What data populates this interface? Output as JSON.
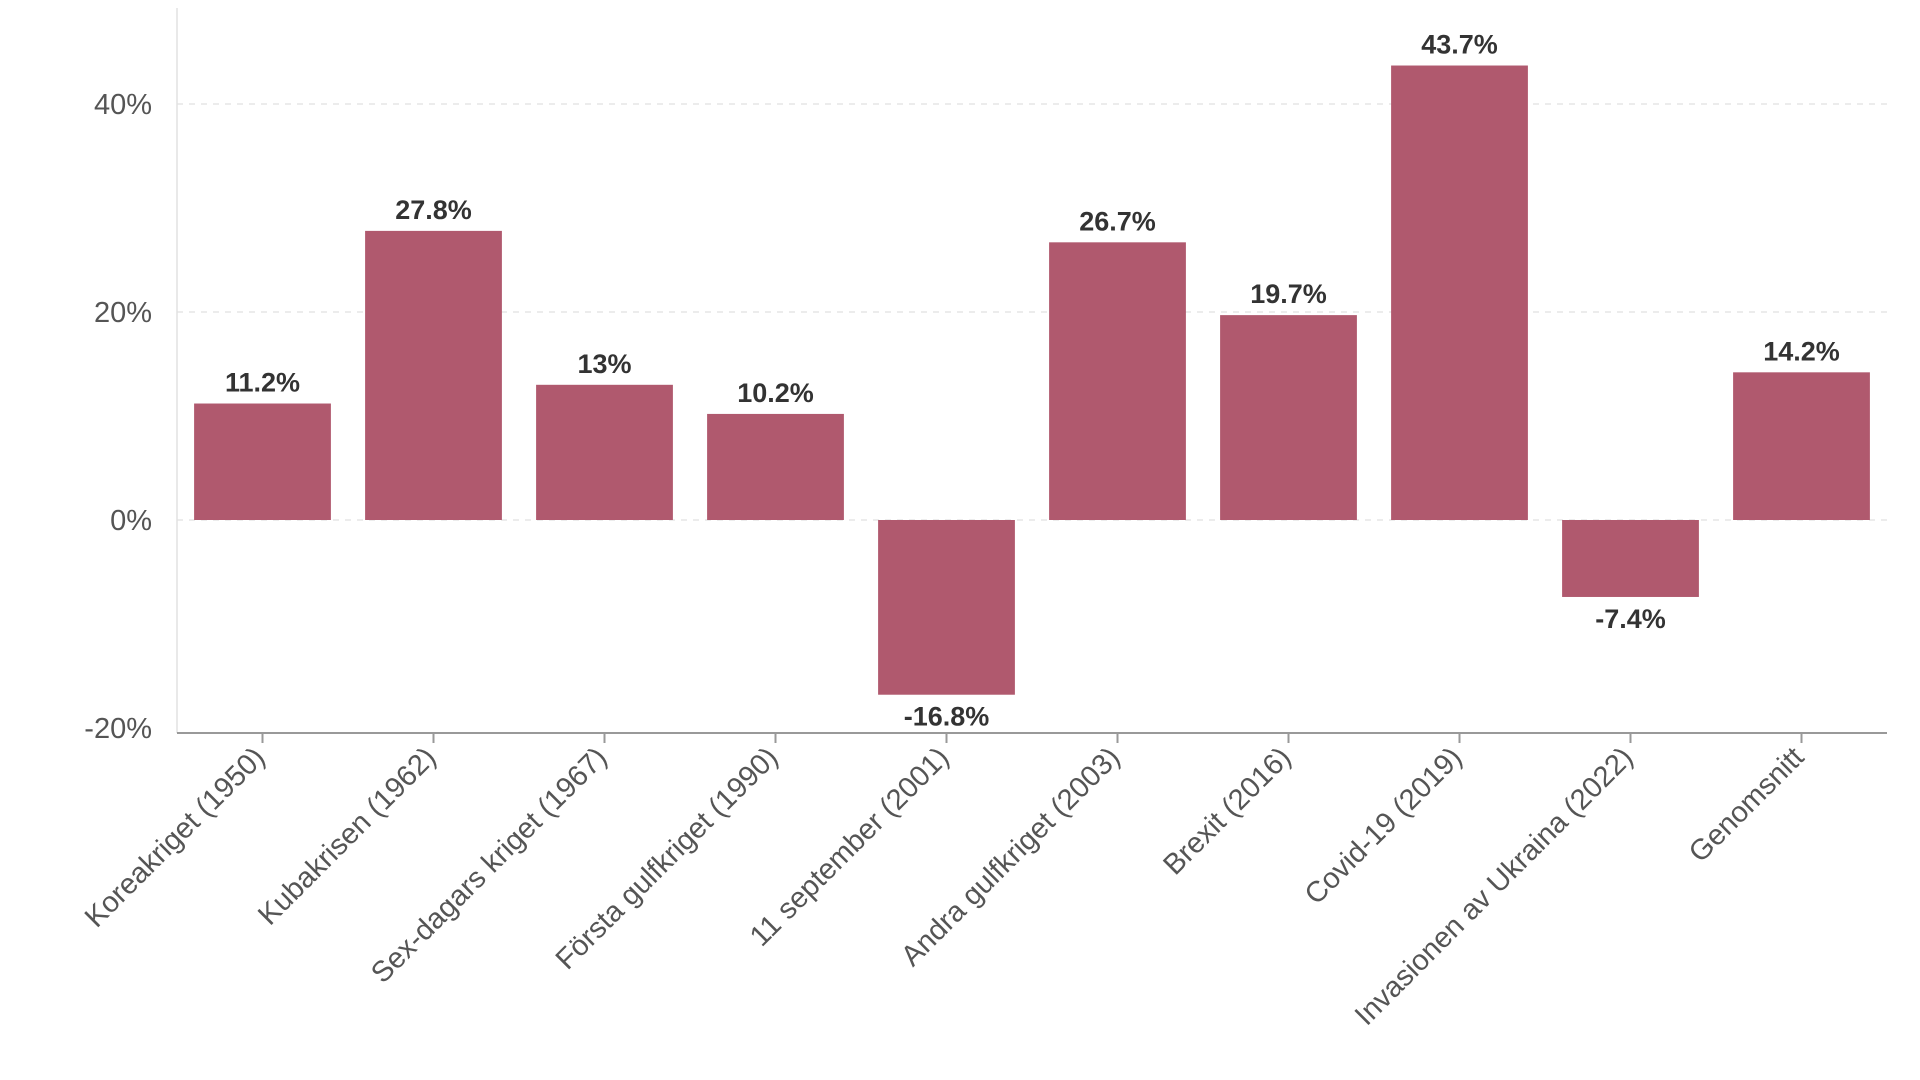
{
  "chart_data": {
    "type": "bar",
    "title": "",
    "xlabel": "",
    "ylabel": "",
    "categories": [
      "Koreakriget (1950)",
      "Kubakrisen (1962)",
      "Sex-dagars kriget (1967)",
      "Första gulfkriget (1990)",
      "11 september (2001)",
      "Andra gulfkriget (2003)",
      "Brexit (2016)",
      "Covid-19 (2019)",
      "Invasionen av Ukraina (2022)",
      "Genomsnitt"
    ],
    "values": [
      11.2,
      27.8,
      13,
      10.2,
      -16.8,
      26.7,
      19.7,
      43.7,
      -7.4,
      14.2
    ],
    "value_labels": [
      "11.2%",
      "27.8%",
      "13%",
      "10.2%",
      "-16.8%",
      "26.7%",
      "19.7%",
      "43.7%",
      "-7.4%",
      "14.2%"
    ],
    "ylim": [
      -20,
      47
    ],
    "yticks": [
      -20,
      0,
      20,
      40
    ],
    "ytick_labels": [
      "-20%",
      "0%",
      "20%",
      "40%"
    ],
    "grid": true,
    "colors": {
      "bar": "#b0596e",
      "grid": "#e6e6e6",
      "axis": "#999999"
    }
  }
}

- [Activity]: Word for word, write out the full listing, leaving the pictures aside.

- [Response to this task]:
What data populates this interface? Output as JSON.
{
  "chart_data": {
    "type": "bar",
    "title": "",
    "xlabel": "",
    "ylabel": "",
    "categories": [
      "Koreakriget (1950)",
      "Kubakrisen (1962)",
      "Sex-dagars kriget (1967)",
      "Första gulfkriget (1990)",
      "11 september (2001)",
      "Andra gulfkriget (2003)",
      "Brexit (2016)",
      "Covid-19 (2019)",
      "Invasionen av Ukraina (2022)",
      "Genomsnitt"
    ],
    "values": [
      11.2,
      27.8,
      13,
      10.2,
      -16.8,
      26.7,
      19.7,
      43.7,
      -7.4,
      14.2
    ],
    "value_labels": [
      "11.2%",
      "27.8%",
      "13%",
      "10.2%",
      "-16.8%",
      "26.7%",
      "19.7%",
      "43.7%",
      "-7.4%",
      "14.2%"
    ],
    "ylim": [
      -20,
      47
    ],
    "yticks": [
      -20,
      0,
      20,
      40
    ],
    "ytick_labels": [
      "-20%",
      "0%",
      "20%",
      "40%"
    ],
    "grid": true,
    "colors": {
      "bar": "#b0596e",
      "grid": "#e6e6e6",
      "axis": "#999999"
    }
  }
}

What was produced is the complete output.